→ WRITTEN EXERCISE: Keep the pictures out of the copy and repeat the records exactly.
-=-=-
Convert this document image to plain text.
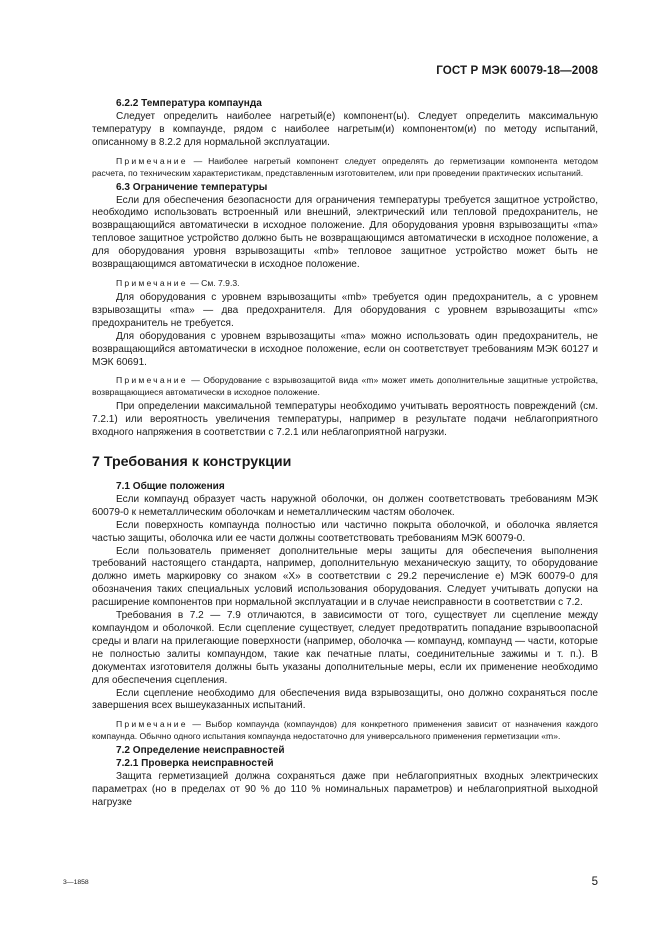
ГОСТ Р МЭК 60079-18—2008

6.2.2 Температура компаунда

Следует определить наиболее нагретый(е) компонент(ы). Следует определить максимальную температуру в компаунде, рядом с наиболее нагретым(и) компонентом(и) по методу испытаний, описанному в 8.2.2 для нормальной эксплуатации.

Примечание — Наиболее нагретый компонент следует определять до герметизации компонента методом расчета, по техническим характеристикам, представленным изготовителем, или при проведении практических испытаний.

6.3 Ограничение температуры

Если для обеспечения безопасности для ограничения температуры требуется защитное устройство, необходимо использовать встроенный или внешний, электрический или тепловой предохранитель, не возвращающийся автоматически в исходное положение. Для оборудования уровня взрывозащиты «ma» тепловое защитное устройство должно быть не возвращающимся автоматически в исходное положение, а для оборудования уровня взрывозащиты «mb» тепловое защитное устройство может быть не возвращающимся автоматически в исходное положение.

Примечание — См. 7.9.3.

Для оборудования с уровнем взрывозащиты «mb» требуется один предохранитель, а с уровнем взрывозащиты «ma» — два предохранителя. Для оборудования с уровнем взрывозащиты «mc» предохранитель не требуется.

Для оборудования с уровнем взрывозащиты «ma» можно использовать один предохранитель, не возвращающийся автоматически в исходное положение, если он соответствует требованиям МЭК 60127 и МЭК 60691.

Примечание — Оборудование с взрывозащитой вида «m» может иметь дополнительные защитные устройства, возвращающиеся автоматически в исходное положение.

При определении максимальной температуры необходимо учитывать вероятность повреждений (см. 7.2.1) или вероятность увеличения температуры, например в результате подачи неблагоприятного входного напряжения в соответствии с 7.2.1 или неблагоприятной нагрузки.

7 Требования к конструкции

7.1 Общие положения

Если компаунд образует часть наружной оболочки, он должен соответствовать требованиям МЭК 60079-0 к неметаллическим оболочкам и неметаллическим частям оболочек.

Если поверхность компаунда полностью или частично покрыта оболочкой, и оболочка является частью защиты, оболочка или ее части должны соответствовать требованиям МЭК 60079-0.

Если пользователь применяет дополнительные меры защиты для обеспечения выполнения требований настоящего стандарта, например, дополнительную механическую защиту, то оборудование должно иметь маркировку со знаком «Х» в соответствии с 29.2 перечисление е) МЭК 60079-0 для обозначения таких специальных условий использования оборудования. Следует учитывать допуски на расширение компонентов при нормальной эксплуатации и в случае неисправности в соответствии с 7.2.

Требования в 7.2 — 7.9 отличаются, в зависимости от того, существует ли сцепление между компаундом и оболочкой. Если сцепление существует, следует предотвратить попадание взрывоопасной среды и влаги на прилегающие поверхности (например, оболочка — компаунд, компаунд — части, которые не полностью залиты компаундом, такие как печатные платы, соединительные зажимы и т. п.). В документах изготовителя должны быть указаны дополнительные меры, если их применение необходимо для обеспечения сцепления.

Если сцепление необходимо для обеспечения вида взрывозащиты, оно должно сохраняться после завершения всех вышеуказанных испытаний.

Примечание — Выбор компаунда (компаундов) для конкретного применения зависит от назначения каждого компаунда. Обычно одного испытания компаунда недостаточно для универсального применения герметизации «m».

7.2 Определение неисправностей

7.2.1 Проверка неисправностей

Защита герметизацией должна сохраняться даже при неблагоприятных входных электрических параметрах (но в пределах от 90 % до 110 % номинальных параметров) и неблагоприятной выходной нагрузке

3—1858	5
-=-=-
→ FINAL ANSWER:
Convert this document image to plain text.
ГОСТ Р МЭК 60079-18—2008

6.2.2 Температура компаунда

Следует определить наиболее нагретый(е) компонент(ы). Следует определить максимальную температуру в компаунде, рядом с наиболее нагретым(и) компонентом(и) по методу испытаний, описанному в 8.2.2 для нормальной эксплуатации.

Примечание — Наиболее нагретый компонент следует определять до герметизации компонента методом расчета, по техническим характеристикам, представленным изготовителем, или при проведении практических испытаний.

6.3 Ограничение температуры

Если для обеспечения безопасности для ограничения температуры требуется защитное устройство, необходимо использовать встроенный или внешний, электрический или тепловой предохранитель, не возвращающийся автоматически в исходное положение. Для оборудования уровня взрывозащиты «ma» тепловое защитное устройство должно быть не возвращающимся автоматически в исходное положение, а для оборудования уровня взрывозащиты «mb» тепловое защитное устройство может быть не возвращающимся автоматически в исходное положение.

Примечание — См. 7.9.3.

Для оборудования с уровнем взрывозащиты «mb» требуется один предохранитель, а с уровнем взрывозащиты «ma» — два предохранителя. Для оборудования с уровнем взрывозащиты «mc» предохранитель не требуется.

Для оборудования с уровнем взрывозащиты «ma» можно использовать один предохранитель, не возвращающийся автоматически в исходное положение, если он соответствует требованиям МЭК 60127 и МЭК 60691.

Примечание — Оборудование с взрывозащитой вида «m» может иметь дополнительные защитные устройства, возвращающиеся автоматически в исходное положение.

При определении максимальной температуры необходимо учитывать вероятность повреждений (см. 7.2.1) или вероятность увеличения температуры, например в результате подачи неблагоприятного входного напряжения в соответствии с 7.2.1 или неблагоприятной нагрузки.

7 Требования к конструкции

7.1 Общие положения

Если компаунд образует часть наружной оболочки, он должен соответствовать требованиям МЭК 60079-0 к неметаллическим оболочкам и неметаллическим частям оболочек.

Если поверхность компаунда полностью или частично покрыта оболочкой, и оболочка является частью защиты, оболочка или ее части должны соответствовать требованиям МЭК 60079-0.

Если пользователь применяет дополнительные меры защиты для обеспечения выполнения требований настоящего стандарта, например, дополнительную механическую защиту, то оборудование должно иметь маркировку со знаком «Х» в соответствии с 29.2 перечисление е) МЭК 60079-0 для обозначения таких специальных условий использования оборудования. Следует учитывать допуски на расширение компонентов при нормальной эксплуатации и в случае неисправности в соответствии с 7.2.

Требования в 7.2 — 7.9 отличаются, в зависимости от того, существует ли сцепление между компаундом и оболочкой. Если сцепление существует, следует предотвратить попадание взрывоопасной среды и влаги на прилегающие поверхности (например, оболочка — компаунд, компаунд — части, которые не полностью залиты компаундом, такие как печатные платы, соединительные зажимы и т. п.). В документах изготовителя должны быть указаны дополнительные меры, если их применение необходимо для обеспечения сцепления.

Если сцепление необходимо для обеспечения вида взрывозащиты, оно должно сохраняться после завершения всех вышеуказанных испытаний.

Примечание — Выбор компаунда (компаундов) для конкретного применения зависит от назначения каждого компаунда. Обычно одного испытания компаунда недостаточно для универсального применения герметизации «m».

7.2 Определение неисправностей

7.2.1 Проверка неисправностей

Защита герметизацией должна сохраняться даже при неблагоприятных входных электрических параметрах (но в пределах от 90 % до 110 % номинальных параметров) и неблагоприятной выходной нагрузке

3—1858	5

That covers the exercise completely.